▸ AIM OF THE EXERCISE
Images do not belong in the copy. Retype all the entries below exactly.
::: SOURCE RECORDS
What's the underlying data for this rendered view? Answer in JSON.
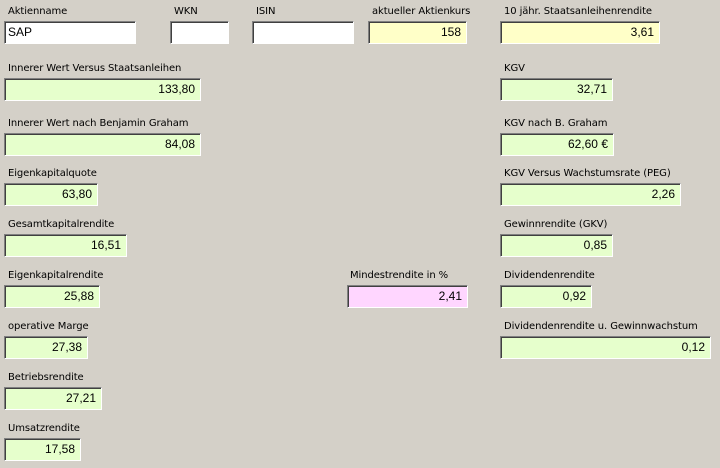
{
  "header": {
    "stock_name": {
      "label": "Aktienname",
      "value": "SAP"
    },
    "wkn": {
      "label": "WKN",
      "value": ""
    },
    "isin": {
      "label": "ISIN",
      "value": ""
    },
    "current_price": {
      "label": "aktueller Aktienkurs",
      "value": "158"
    },
    "bond_yield": {
      "label": "10 jähr. Staatsanleihenrendite",
      "value": "3,61"
    }
  },
  "left": {
    "intrinsic_vs_bonds": {
      "label": "Innerer Wert Versus Staatsanleihen",
      "value": "133,80"
    },
    "intrinsic_graham": {
      "label": "Innerer Wert nach Benjamin Graham",
      "value": "84,08"
    },
    "equity_ratio": {
      "label": "Eigenkapitalquote",
      "value": "63,80"
    },
    "return_on_assets": {
      "label": "Gesamtkapitalrendite",
      "value": "16,51"
    },
    "return_on_equity": {
      "label": "Eigenkapitalrendite",
      "value": "25,88"
    },
    "operating_margin": {
      "label": "operative Marge",
      "value": "27,38"
    },
    "operating_return": {
      "label": "Betriebsrendite",
      "value": "27,21"
    },
    "sales_return": {
      "label": "Umsatzrendite",
      "value": "17,58"
    }
  },
  "middle": {
    "min_return": {
      "label": "Mindestrendite in %",
      "value": "2,41"
    }
  },
  "right": {
    "pe": {
      "label": "KGV",
      "value": "32,71"
    },
    "pe_graham": {
      "label": "KGV nach B. Graham",
      "value": "62,60 €"
    },
    "peg": {
      "label": "KGV Versus Wachstumsrate (PEG)",
      "value": "2,26"
    },
    "earnings_yield": {
      "label": "Gewinnrendite (GKV)",
      "value": "0,85"
    },
    "dividend_yield": {
      "label": "Dividendenrendite",
      "value": "0,92"
    },
    "dividend_growth": {
      "label": "Dividendenrendite u. Gewinnwachstum",
      "value": "0,12"
    }
  }
}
::::::
▸ RESULT BELOW
What's the underlying data for this rendered view? Answer in JSON.
{
  "header": {
    "stock_name": {
      "label": "Aktienname",
      "value": "SAP"
    },
    "wkn": {
      "label": "WKN",
      "value": ""
    },
    "isin": {
      "label": "ISIN",
      "value": ""
    },
    "current_price": {
      "label": "aktueller Aktienkurs",
      "value": "158"
    },
    "bond_yield": {
      "label": "10 jähr. Staatsanleihenrendite",
      "value": "3,61"
    }
  },
  "left": {
    "intrinsic_vs_bonds": {
      "label": "Innerer Wert Versus Staatsanleihen",
      "value": "133,80"
    },
    "intrinsic_graham": {
      "label": "Innerer Wert nach Benjamin Graham",
      "value": "84,08"
    },
    "equity_ratio": {
      "label": "Eigenkapitalquote",
      "value": "63,80"
    },
    "return_on_assets": {
      "label": "Gesamtkapitalrendite",
      "value": "16,51"
    },
    "return_on_equity": {
      "label": "Eigenkapitalrendite",
      "value": "25,88"
    },
    "operating_margin": {
      "label": "operative Marge",
      "value": "27,38"
    },
    "operating_return": {
      "label": "Betriebsrendite",
      "value": "27,21"
    },
    "sales_return": {
      "label": "Umsatzrendite",
      "value": "17,58"
    }
  },
  "middle": {
    "min_return": {
      "label": "Mindestrendite in %",
      "value": "2,41"
    }
  },
  "right": {
    "pe": {
      "label": "KGV",
      "value": "32,71"
    },
    "pe_graham": {
      "label": "KGV nach B. Graham",
      "value": "62,60 €"
    },
    "peg": {
      "label": "KGV Versus Wachstumsrate (PEG)",
      "value": "2,26"
    },
    "earnings_yield": {
      "label": "Gewinnrendite (GKV)",
      "value": "0,85"
    },
    "dividend_yield": {
      "label": "Dividendenrendite",
      "value": "0,92"
    },
    "dividend_growth": {
      "label": "Dividendenrendite u. Gewinnwachstum",
      "value": "0,12"
    }
  }
}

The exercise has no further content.